DESCRIPTION OF THE TASK => Your task is to transcribe all the entries exactly, excluding pictures.

GIVEN RECORDS =>
-- -- --
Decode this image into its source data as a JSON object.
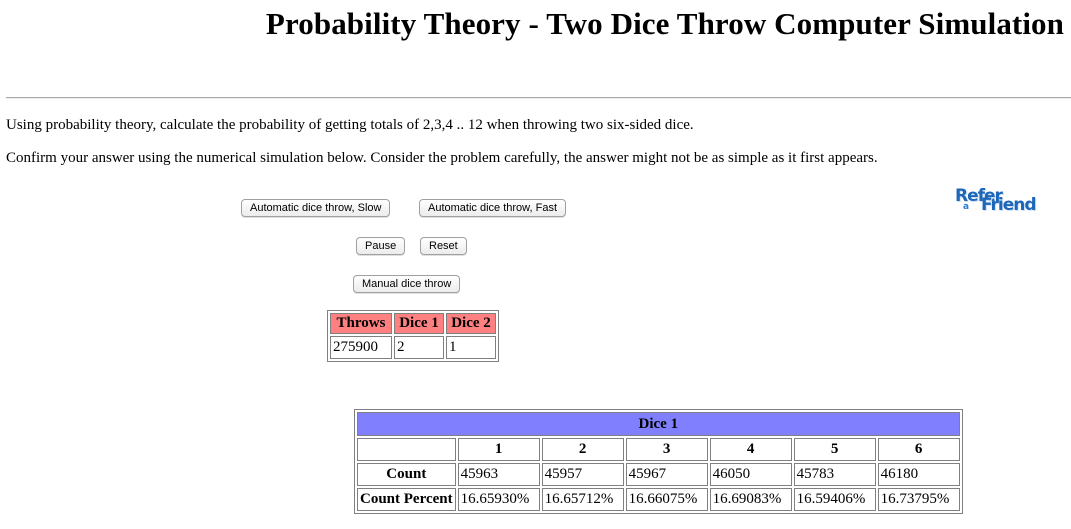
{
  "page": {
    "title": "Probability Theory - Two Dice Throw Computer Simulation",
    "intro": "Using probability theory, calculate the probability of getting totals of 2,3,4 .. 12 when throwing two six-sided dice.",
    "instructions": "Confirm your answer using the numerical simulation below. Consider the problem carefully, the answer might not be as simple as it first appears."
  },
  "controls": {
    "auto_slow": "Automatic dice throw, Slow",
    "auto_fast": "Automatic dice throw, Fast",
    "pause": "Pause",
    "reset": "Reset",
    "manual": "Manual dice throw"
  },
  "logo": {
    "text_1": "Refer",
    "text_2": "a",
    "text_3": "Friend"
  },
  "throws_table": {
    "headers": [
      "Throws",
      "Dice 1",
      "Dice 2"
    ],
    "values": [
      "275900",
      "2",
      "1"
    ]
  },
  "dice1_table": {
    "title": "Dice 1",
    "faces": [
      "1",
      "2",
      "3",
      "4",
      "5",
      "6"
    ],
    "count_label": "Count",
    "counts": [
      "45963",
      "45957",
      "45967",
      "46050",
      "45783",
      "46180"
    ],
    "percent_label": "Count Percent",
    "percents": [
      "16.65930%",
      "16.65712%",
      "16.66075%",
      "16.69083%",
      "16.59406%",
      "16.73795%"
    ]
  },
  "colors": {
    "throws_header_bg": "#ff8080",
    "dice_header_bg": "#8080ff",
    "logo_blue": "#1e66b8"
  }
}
-- -- --
TASK OUTPUT =>
Decode this image into its source data as a JSON object.
{
  "page": {
    "title": "Probability Theory - Two Dice Throw Computer Simulation",
    "intro": "Using probability theory, calculate the probability of getting totals of 2,3,4 .. 12 when throwing two six-sided dice.",
    "instructions": "Confirm your answer using the numerical simulation below. Consider the problem carefully, the answer might not be as simple as it first appears."
  },
  "controls": {
    "auto_slow": "Automatic dice throw, Slow",
    "auto_fast": "Automatic dice throw, Fast",
    "pause": "Pause",
    "reset": "Reset",
    "manual": "Manual dice throw"
  },
  "logo": {
    "text_1": "Refer",
    "text_2": "a",
    "text_3": "Friend"
  },
  "throws_table": {
    "headers": [
      "Throws",
      "Dice 1",
      "Dice 2"
    ],
    "values": [
      "275900",
      "2",
      "1"
    ]
  },
  "dice1_table": {
    "title": "Dice 1",
    "faces": [
      "1",
      "2",
      "3",
      "4",
      "5",
      "6"
    ],
    "count_label": "Count",
    "counts": [
      "45963",
      "45957",
      "45967",
      "46050",
      "45783",
      "46180"
    ],
    "percent_label": "Count Percent",
    "percents": [
      "16.65930%",
      "16.65712%",
      "16.66075%",
      "16.69083%",
      "16.59406%",
      "16.73795%"
    ]
  },
  "colors": {
    "throws_header_bg": "#ff8080",
    "dice_header_bg": "#8080ff",
    "logo_blue": "#1e66b8"
  }
}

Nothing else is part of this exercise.